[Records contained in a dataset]
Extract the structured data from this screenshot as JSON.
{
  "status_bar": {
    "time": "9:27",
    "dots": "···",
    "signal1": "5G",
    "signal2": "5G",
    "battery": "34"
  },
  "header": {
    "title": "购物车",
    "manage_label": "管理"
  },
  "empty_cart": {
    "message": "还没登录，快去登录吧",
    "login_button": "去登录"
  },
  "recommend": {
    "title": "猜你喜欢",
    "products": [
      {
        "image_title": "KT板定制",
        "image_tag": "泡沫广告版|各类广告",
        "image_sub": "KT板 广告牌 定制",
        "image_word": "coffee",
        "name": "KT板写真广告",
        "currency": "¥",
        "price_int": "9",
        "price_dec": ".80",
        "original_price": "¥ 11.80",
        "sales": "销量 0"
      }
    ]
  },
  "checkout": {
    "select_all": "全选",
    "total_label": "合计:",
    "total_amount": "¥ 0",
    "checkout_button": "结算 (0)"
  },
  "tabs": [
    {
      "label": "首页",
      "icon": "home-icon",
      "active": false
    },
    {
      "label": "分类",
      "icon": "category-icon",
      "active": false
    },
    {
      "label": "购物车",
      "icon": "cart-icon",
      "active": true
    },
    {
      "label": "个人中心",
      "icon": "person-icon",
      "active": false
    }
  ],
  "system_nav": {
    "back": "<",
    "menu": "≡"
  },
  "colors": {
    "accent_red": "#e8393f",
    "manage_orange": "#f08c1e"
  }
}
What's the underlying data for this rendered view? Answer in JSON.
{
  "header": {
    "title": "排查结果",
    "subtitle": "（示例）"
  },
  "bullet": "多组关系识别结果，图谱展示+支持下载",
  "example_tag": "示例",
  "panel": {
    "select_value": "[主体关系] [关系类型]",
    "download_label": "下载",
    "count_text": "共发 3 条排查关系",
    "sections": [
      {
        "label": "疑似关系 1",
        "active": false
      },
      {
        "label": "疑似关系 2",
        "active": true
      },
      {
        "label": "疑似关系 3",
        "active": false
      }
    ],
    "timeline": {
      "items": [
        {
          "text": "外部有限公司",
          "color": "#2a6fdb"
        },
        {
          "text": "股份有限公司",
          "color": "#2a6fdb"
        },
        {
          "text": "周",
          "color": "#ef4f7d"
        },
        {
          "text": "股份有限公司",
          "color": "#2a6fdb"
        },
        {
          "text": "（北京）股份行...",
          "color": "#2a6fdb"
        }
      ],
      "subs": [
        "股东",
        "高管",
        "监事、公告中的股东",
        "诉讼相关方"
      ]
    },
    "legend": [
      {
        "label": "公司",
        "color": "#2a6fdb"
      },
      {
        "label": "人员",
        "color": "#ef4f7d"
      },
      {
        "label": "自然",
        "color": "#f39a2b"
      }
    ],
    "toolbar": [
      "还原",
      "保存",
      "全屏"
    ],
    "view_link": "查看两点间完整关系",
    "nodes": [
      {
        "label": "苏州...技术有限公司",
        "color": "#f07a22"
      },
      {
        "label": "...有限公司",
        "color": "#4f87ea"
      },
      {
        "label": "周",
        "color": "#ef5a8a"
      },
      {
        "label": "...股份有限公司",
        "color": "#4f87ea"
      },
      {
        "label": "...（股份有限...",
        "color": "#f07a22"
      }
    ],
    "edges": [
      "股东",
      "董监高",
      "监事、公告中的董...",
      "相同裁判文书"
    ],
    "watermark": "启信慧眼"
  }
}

What to do:
Using the data above, return each line exactly as written.

Solution to this problem:
Extract the structured data from this screenshot as JSON.
{
  "status_bar": {
    "time": "9:27",
    "dots": "···",
    "signal1": "5G",
    "signal2": "5G",
    "battery": "34"
  },
  "header": {
    "title": "购物车",
    "manage_label": "管理"
  },
  "empty_cart": {
    "message": "还没登录，快去登录吧",
    "login_button": "去登录"
  },
  "recommend": {
    "title": "猜你喜欢",
    "products": [
      {
        "image_title": "KT板定制",
        "image_tag": "泡沫广告版|各类广告",
        "image_sub": "KT板 广告牌 定制",
        "image_word": "coffee",
        "name": "KT板写真广告",
        "currency": "¥",
        "price_int": "9",
        "price_dec": ".80",
        "original_price": "¥ 11.80",
        "sales": "销量 0"
      }
    ]
  },
  "checkout": {
    "select_all": "全选",
    "total_label": "合计:",
    "total_amount": "¥ 0",
    "checkout_button": "结算 (0)"
  },
  "tabs": [
    {
      "label": "首页",
      "icon": "home-icon",
      "active": false
    },
    {
      "label": "分类",
      "icon": "category-icon",
      "active": false
    },
    {
      "label": "购物车",
      "icon": "cart-icon",
      "active": true
    },
    {
      "label": "个人中心",
      "icon": "person-icon",
      "active": false
    }
  ],
  "system_nav": {
    "back": "<",
    "menu": "≡"
  },
  "colors": {
    "accent_red": "#e8393f",
    "manage_orange": "#f08c1e"
  }
}
What's the underlying data for this rendered view? Answer in JSON.
{
  "header": {
    "title": "排查结果",
    "subtitle": "（示例）"
  },
  "bullet": "多组关系识别结果，图谱展示+支持下载",
  "example_tag": "示例",
  "panel": {
    "select_value": "[主体关系] [关系类型]",
    "download_label": "下载",
    "count_text": "共发 3 条排查关系",
    "sections": [
      {
        "label": "疑似关系 1",
        "active": false
      },
      {
        "label": "疑似关系 2",
        "active": true
      },
      {
        "label": "疑似关系 3",
        "active": false
      }
    ],
    "timeline": {
      "items": [
        {
          "text": "外部有限公司",
          "color": "#2a6fdb"
        },
        {
          "text": "股份有限公司",
          "color": "#2a6fdb"
        },
        {
          "text": "周",
          "color": "#ef4f7d"
        },
        {
          "text": "股份有限公司",
          "color": "#2a6fdb"
        },
        {
          "text": "（北京）股份行...",
          "color": "#2a6fdb"
        }
      ],
      "subs": [
        "股东",
        "高管",
        "监事、公告中的股东",
        "诉讼相关方"
      ]
    },
    "legend": [
      {
        "label": "公司",
        "color": "#2a6fdb"
      },
      {
        "label": "人员",
        "color": "#ef4f7d"
      },
      {
        "label": "自然",
        "color": "#f39a2b"
      }
    ],
    "toolbar": [
      "还原",
      "保存",
      "全屏"
    ],
    "view_link": "查看两点间完整关系",
    "nodes": [
      {
        "label": "苏州...技术有限公司",
        "color": "#f07a22"
      },
      {
        "label": "...有限公司",
        "color": "#4f87ea"
      },
      {
        "label": "周",
        "color": "#ef5a8a"
      },
      {
        "label": "...股份有限公司",
        "color": "#4f87ea"
      },
      {
        "label": "...（股份有限...",
        "color": "#f07a22"
      }
    ],
    "edges": [
      "股东",
      "董监高",
      "监事、公告中的董...",
      "相同裁判文书"
    ],
    "watermark": "启信慧眼"
  }
}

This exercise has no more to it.